AIM OF THE EXERCISE — From the entries below, copy every line where the string "What" appears.
::::
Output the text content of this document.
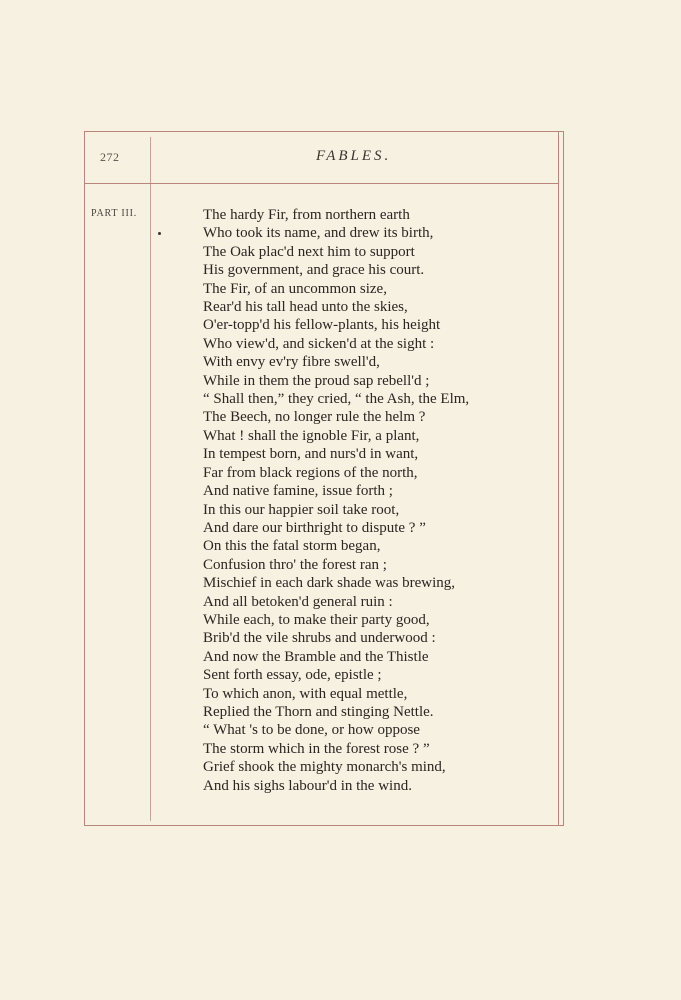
272	FABLES.
PART III.	The hardy Fir, from northern earth
Who took its name, and drew its birth,
The Oak plac'd next him to support
His government, and grace his court.
The Fir, of an uncommon size,
Rear'd his tall head unto the skies,
O'er-topp'd his fellow-plants, his height
Who view'd, and sicken'd at the sight :
With envy ev'ry fibre swell'd,
While in them the proud sap rebell'd ;
“ Shall then,” they cried, “ the Ash, the Elm,
The Beech, no longer rule the helm ?
What ! shall the ignoble Fir, a plant,
In tempest born, and nurs'd in want,
Far from black regions of the north,
And native famine, issue forth ;
In this our happier soil take root,
And dare our birthright to dispute ? ”
On this the fatal storm began,
Confusion thro' the forest ran ;
Mischief in each dark shade was brewing,
And all betoken'd general ruin :
While each, to make their party good,
Brib'd the vile shrubs and underwood :
And now the Bramble and the Thistle
Sent forth essay, ode, epistle ;
To which anon, with equal mettle,
Replied the Thorn and stinging Nettle.
“ What 's to be done, or how oppose
The storm which in the forest rose ? ”
Grief shook the mighty monarch's mind,
And his sighs labour'd in the wind.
::::
TASK SOLUTION —
What ! shall the ignoble Fir, a plant,
“ What 's to be done, or how oppose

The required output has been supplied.